**Task to carry out:** Write out the full listing exactly as given, minus the images.

**Data supplied:**
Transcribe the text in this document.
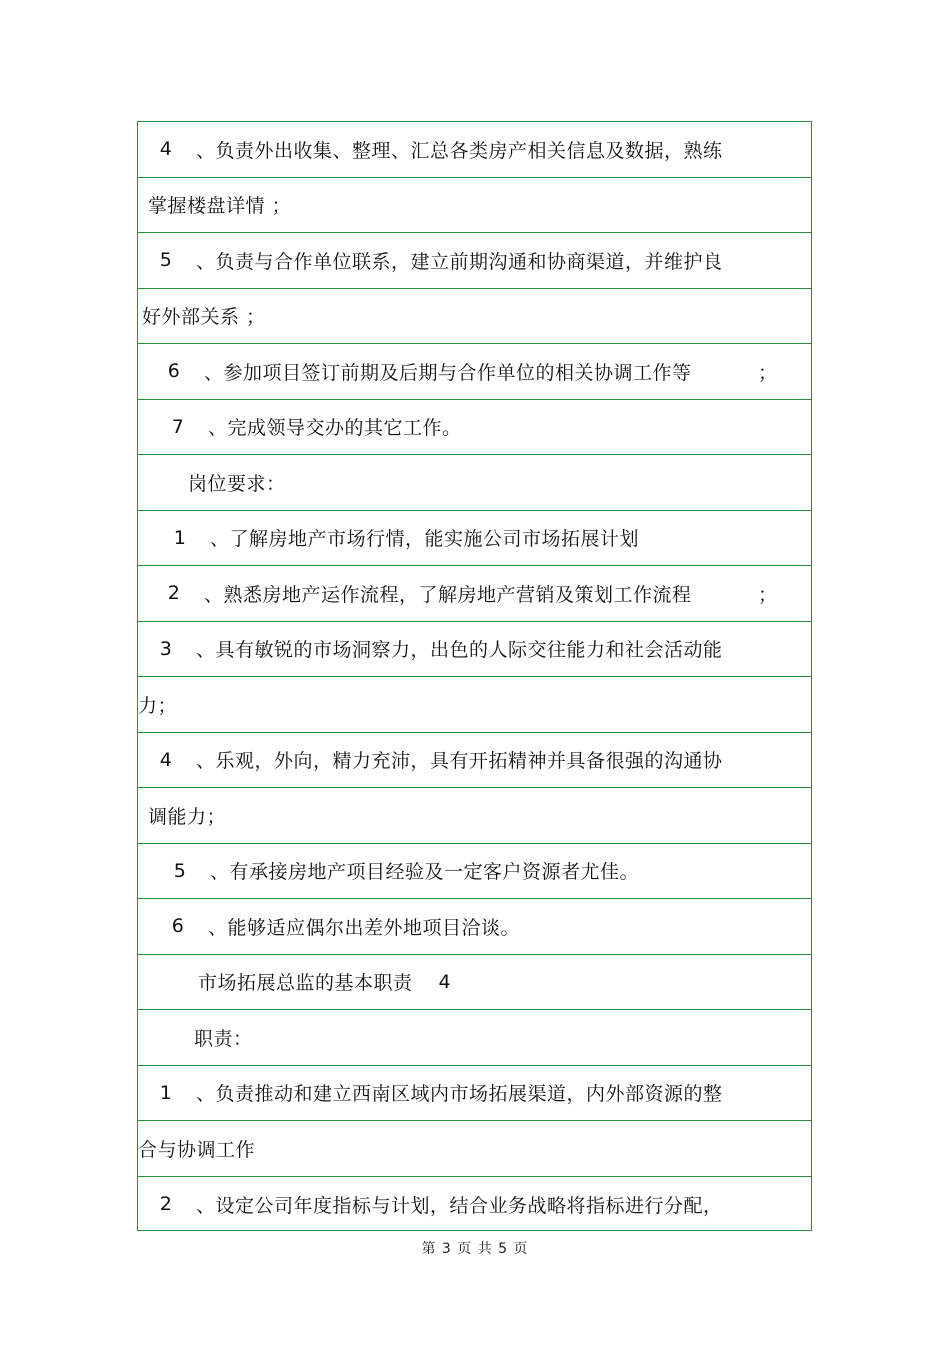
4 、负责外出收集、整理、汇总各类房产相关信息及数据，熟练
掌握楼盘详情 ；
5 、负责与合作单位联系，建立前期沟通和协商渠道，并维护良
好外部关系 ；
6 、参加项目签订前期及后期与合作单位的相关协调工作等	；
7 、完成领导交办的其它工作。
岗位要求：
1 、了解房地产市场行情，能实施公司市场拓展计划
2 、熟悉房地产运作流程，了解房地产营销及策划工作流程	；
3 、具有敏锐的市场洞察力，出色的人际交往能力和社会活动能
力；
4 、乐观，外向，精力充沛，具有开拓精神并具备很强的沟通协
调能力；
5 、有承接房地产项目经验及一定客户资源者尤佳。
6 、能够适应偶尔出差外地项目洽谈。
市场拓展总监的基本职责 4
职责：
1 、负责推动和建立西南区域内市场拓展渠道，内外部资源的整
合与协调工作
2 、设定公司年度指标与计划，结合业务战略将指标进行分配，
第 3 页 共 5 页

**Response to this exercise:**
Transcribe the text in this document.
4 、负责外出收集、整理、汇总各类房产相关信息及数据，熟练
掌握楼盘详情 ；
5 、负责与合作单位联系，建立前期沟通和协商渠道，并维护良
好外部关系 ；
6 、参加项目签订前期及后期与合作单位的相关协调工作等	；
7 、完成领导交办的其它工作。
岗位要求：
1 、了解房地产市场行情，能实施公司市场拓展计划
2 、熟悉房地产运作流程，了解房地产营销及策划工作流程	；
3 、具有敏锐的市场洞察力，出色的人际交往能力和社会活动能
力；
4 、乐观，外向，精力充沛，具有开拓精神并具备很强的沟通协
调能力；
5 、有承接房地产项目经验及一定客户资源者尤佳。
6 、能够适应偶尔出差外地项目洽谈。
市场拓展总监的基本职责 4
职责：
1 、负责推动和建立西南区域内市场拓展渠道，内外部资源的整
合与协调工作
2 、设定公司年度指标与计划，结合业务战略将指标进行分配，
第 3 页 共 5 页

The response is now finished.